- _Problem to solve_
Across the data below, how many lines hold "복지점수"? Answer with that number and nothing else.
── Source data
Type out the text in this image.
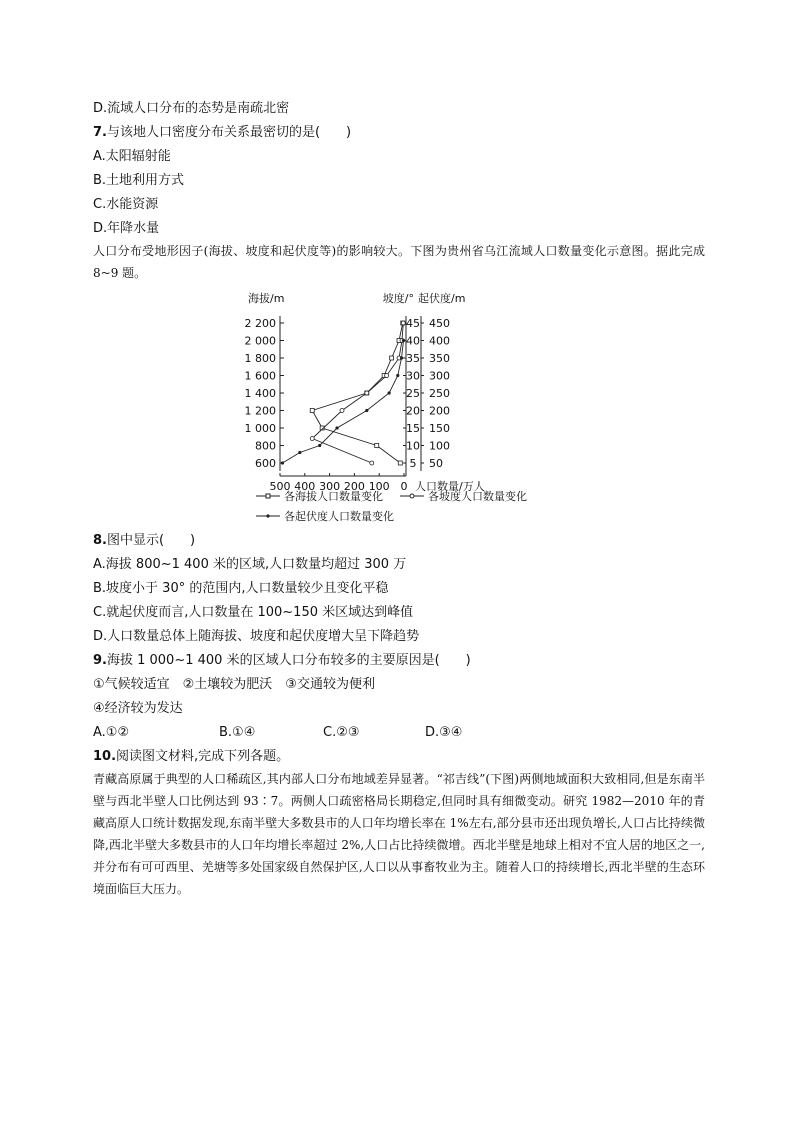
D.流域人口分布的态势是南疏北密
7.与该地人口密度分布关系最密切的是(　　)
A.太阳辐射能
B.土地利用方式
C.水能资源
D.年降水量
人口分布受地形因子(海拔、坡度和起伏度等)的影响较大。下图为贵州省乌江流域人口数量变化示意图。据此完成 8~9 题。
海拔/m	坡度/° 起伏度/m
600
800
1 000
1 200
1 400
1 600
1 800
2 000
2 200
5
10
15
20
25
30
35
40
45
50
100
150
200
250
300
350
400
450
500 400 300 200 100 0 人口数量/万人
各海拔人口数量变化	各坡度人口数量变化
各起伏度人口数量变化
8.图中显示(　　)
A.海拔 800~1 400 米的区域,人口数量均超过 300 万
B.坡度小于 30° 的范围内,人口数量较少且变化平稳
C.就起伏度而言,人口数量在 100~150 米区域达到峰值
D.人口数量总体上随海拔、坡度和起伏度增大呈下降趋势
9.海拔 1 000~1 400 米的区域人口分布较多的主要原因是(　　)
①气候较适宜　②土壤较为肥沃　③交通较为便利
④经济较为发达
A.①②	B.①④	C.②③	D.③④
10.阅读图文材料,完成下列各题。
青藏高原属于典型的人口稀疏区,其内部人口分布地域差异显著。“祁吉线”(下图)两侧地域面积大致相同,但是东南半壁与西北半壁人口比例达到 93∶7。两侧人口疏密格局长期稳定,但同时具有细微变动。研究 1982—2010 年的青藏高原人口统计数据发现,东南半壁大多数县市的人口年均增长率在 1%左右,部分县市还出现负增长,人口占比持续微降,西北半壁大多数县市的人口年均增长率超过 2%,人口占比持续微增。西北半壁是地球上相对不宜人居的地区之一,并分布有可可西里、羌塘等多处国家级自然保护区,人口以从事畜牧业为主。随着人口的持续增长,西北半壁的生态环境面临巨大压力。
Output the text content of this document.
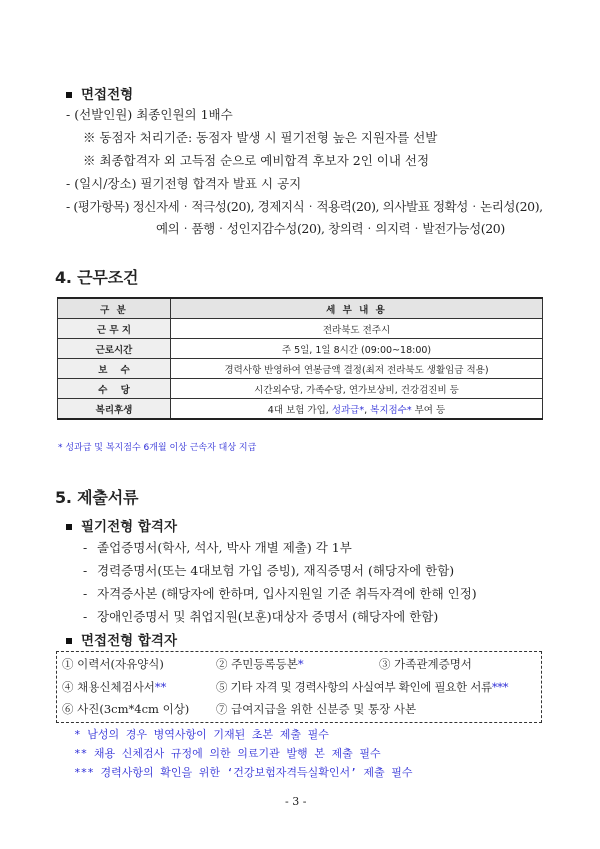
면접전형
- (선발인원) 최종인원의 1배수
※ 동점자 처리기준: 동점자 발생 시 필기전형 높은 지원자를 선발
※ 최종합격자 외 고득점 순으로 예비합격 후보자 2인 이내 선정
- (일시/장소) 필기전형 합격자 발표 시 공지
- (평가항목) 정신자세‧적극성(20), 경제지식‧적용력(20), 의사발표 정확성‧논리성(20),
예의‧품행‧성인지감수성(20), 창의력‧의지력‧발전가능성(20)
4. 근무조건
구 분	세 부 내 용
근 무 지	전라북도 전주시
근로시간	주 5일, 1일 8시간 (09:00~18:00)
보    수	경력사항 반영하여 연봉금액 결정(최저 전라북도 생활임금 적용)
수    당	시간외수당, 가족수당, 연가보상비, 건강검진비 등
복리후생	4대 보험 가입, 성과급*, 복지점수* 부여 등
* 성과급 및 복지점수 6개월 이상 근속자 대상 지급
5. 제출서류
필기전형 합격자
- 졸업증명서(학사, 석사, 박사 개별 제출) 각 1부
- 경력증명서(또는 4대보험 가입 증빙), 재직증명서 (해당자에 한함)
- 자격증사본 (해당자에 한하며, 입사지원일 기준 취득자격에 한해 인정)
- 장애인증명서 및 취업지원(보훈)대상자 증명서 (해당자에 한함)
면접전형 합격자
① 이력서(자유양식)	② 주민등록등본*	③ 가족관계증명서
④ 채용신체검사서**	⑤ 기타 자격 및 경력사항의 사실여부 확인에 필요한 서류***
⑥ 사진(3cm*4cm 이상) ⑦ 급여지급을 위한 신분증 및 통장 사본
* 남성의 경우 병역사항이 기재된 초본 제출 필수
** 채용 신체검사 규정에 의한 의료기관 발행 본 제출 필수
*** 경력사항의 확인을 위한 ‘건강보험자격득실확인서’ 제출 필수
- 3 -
────
── Source data
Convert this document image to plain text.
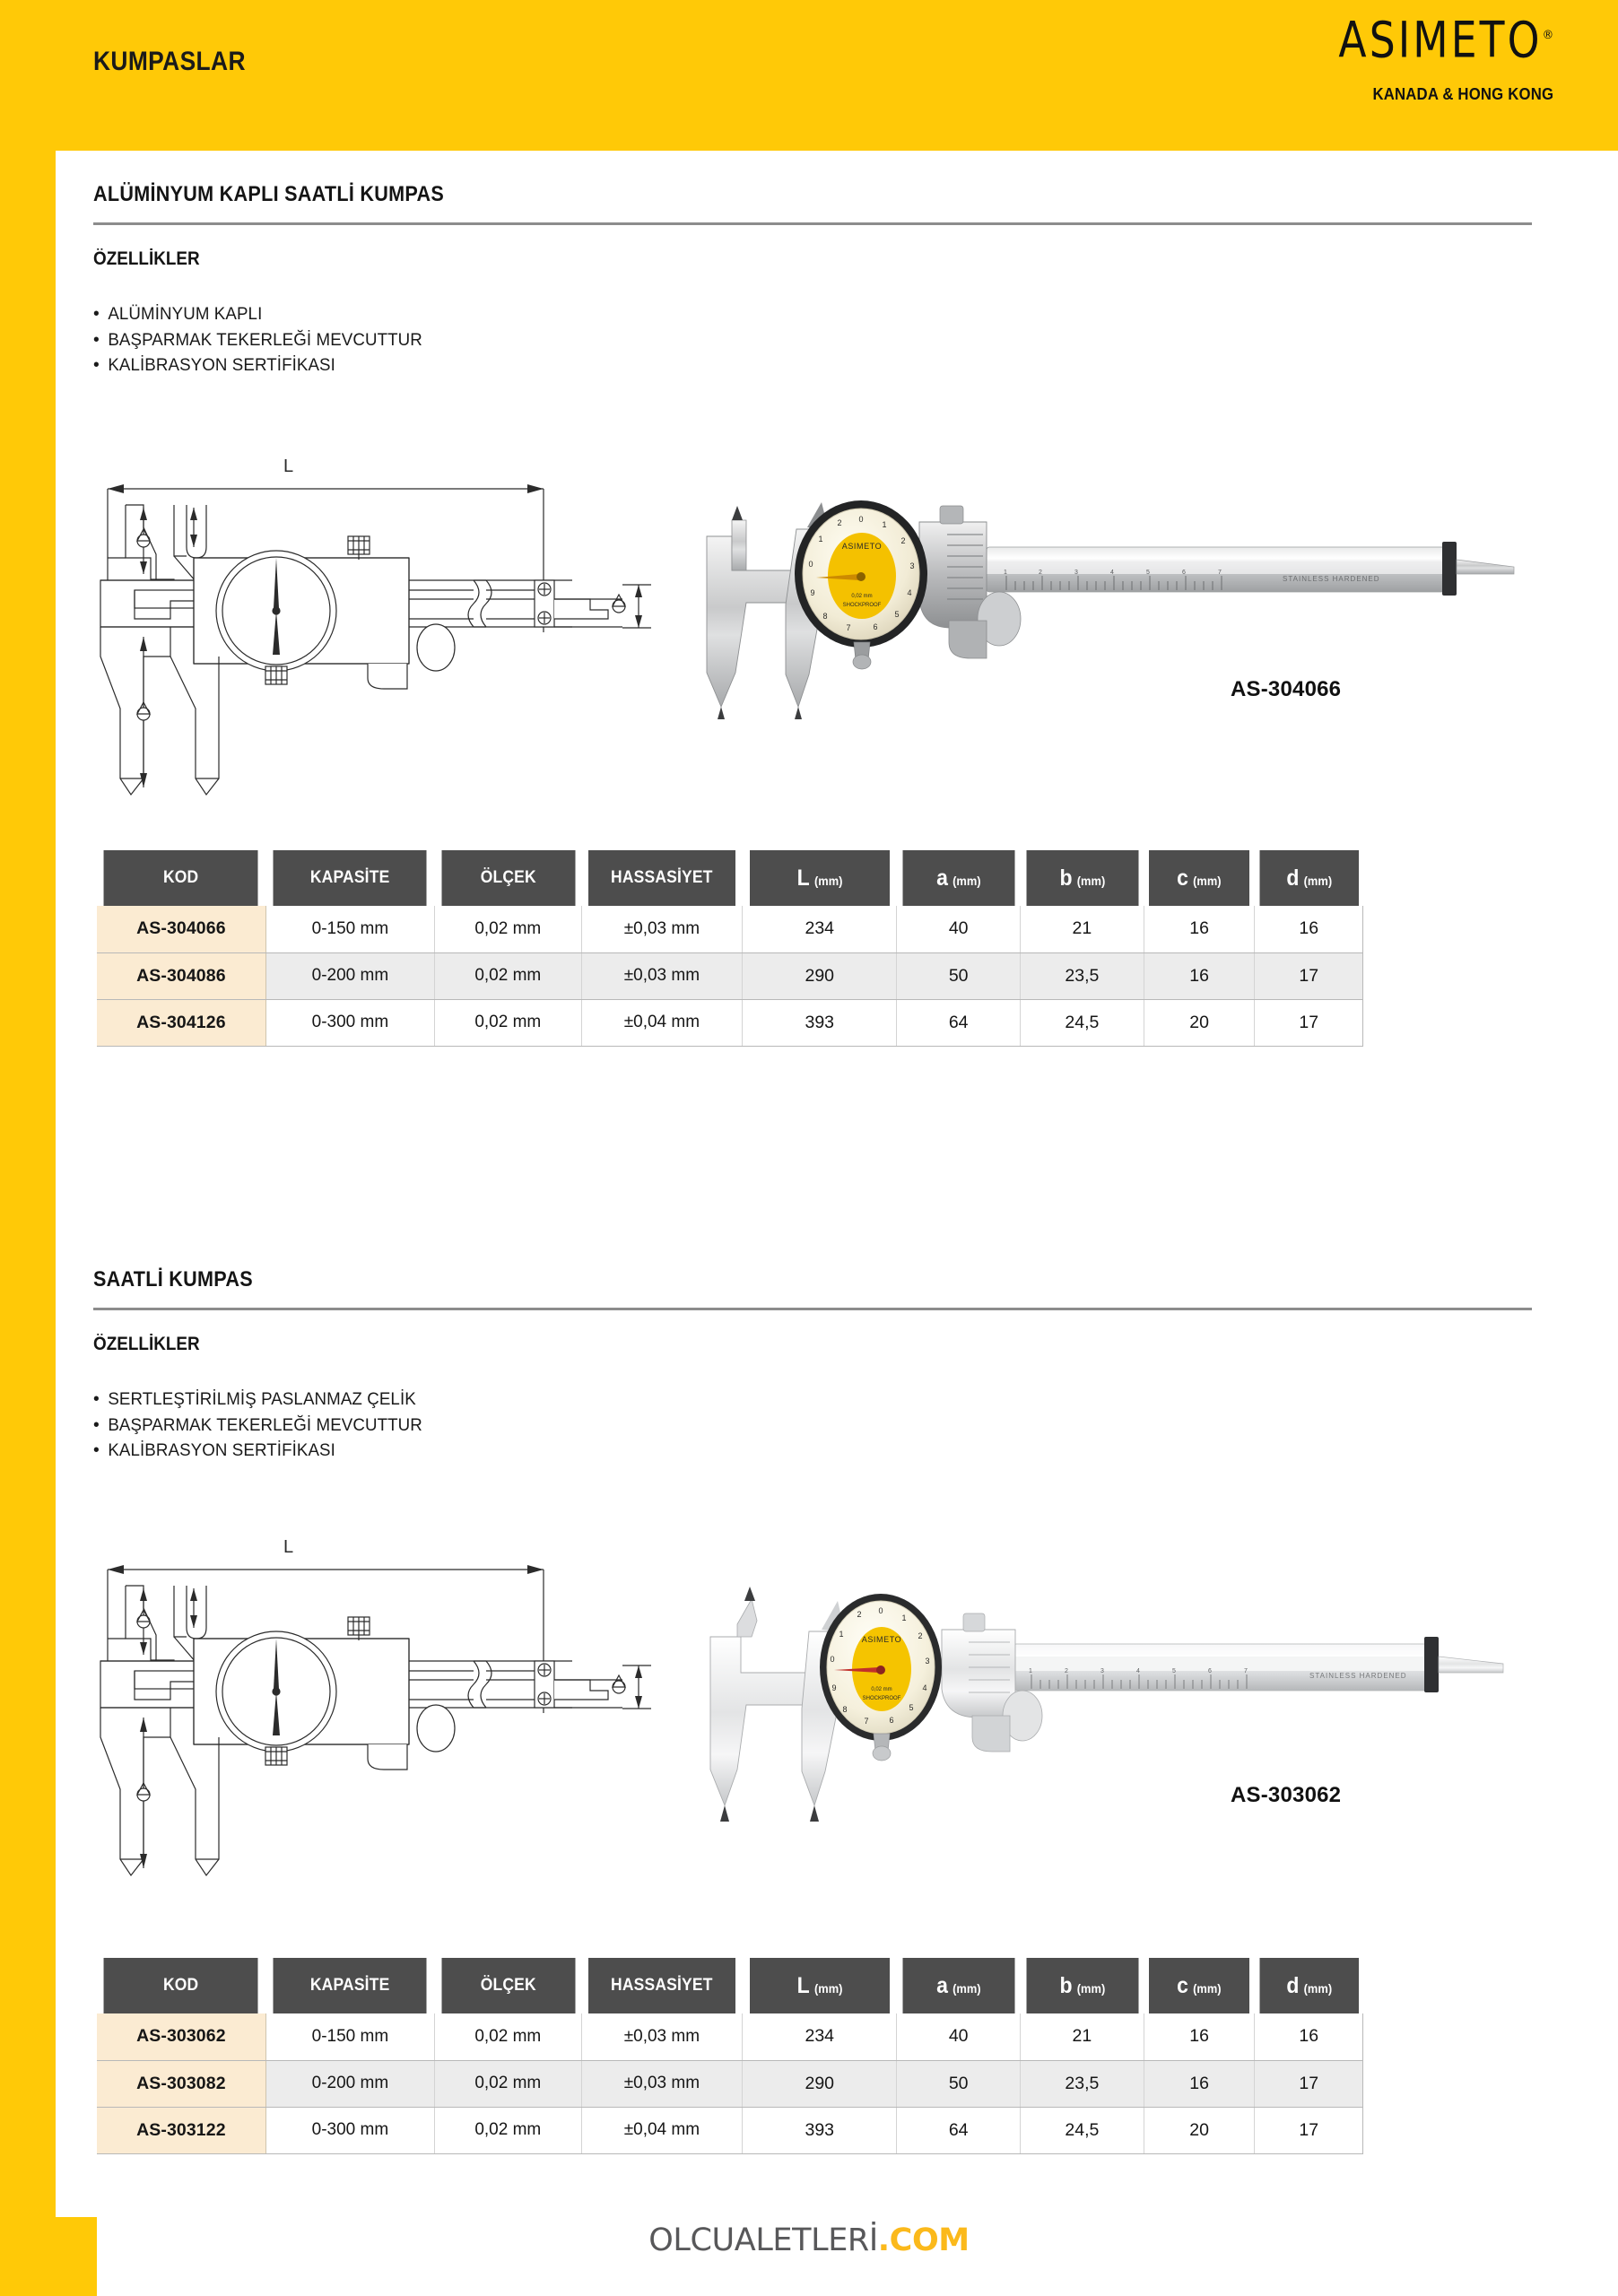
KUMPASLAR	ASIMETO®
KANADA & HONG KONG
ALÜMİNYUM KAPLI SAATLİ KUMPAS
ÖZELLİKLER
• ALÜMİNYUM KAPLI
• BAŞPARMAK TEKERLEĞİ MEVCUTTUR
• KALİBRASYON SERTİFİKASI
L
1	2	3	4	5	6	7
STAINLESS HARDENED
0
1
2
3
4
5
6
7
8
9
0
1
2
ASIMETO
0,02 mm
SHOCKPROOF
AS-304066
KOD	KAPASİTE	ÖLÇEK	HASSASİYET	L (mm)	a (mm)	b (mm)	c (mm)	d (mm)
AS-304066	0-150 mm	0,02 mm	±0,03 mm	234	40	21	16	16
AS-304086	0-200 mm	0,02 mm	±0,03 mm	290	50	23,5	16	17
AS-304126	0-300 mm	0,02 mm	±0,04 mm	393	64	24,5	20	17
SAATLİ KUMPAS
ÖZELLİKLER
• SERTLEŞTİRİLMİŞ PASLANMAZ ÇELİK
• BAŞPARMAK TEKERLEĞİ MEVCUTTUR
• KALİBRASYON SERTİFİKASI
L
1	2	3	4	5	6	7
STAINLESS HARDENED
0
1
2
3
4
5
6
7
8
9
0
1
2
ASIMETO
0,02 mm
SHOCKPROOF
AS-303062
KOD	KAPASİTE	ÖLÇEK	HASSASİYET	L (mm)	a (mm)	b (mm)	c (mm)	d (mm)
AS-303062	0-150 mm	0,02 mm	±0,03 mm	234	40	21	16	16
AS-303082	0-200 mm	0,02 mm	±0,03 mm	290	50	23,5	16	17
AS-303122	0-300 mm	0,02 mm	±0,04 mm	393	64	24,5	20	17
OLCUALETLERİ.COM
────
- _Result of the task_
2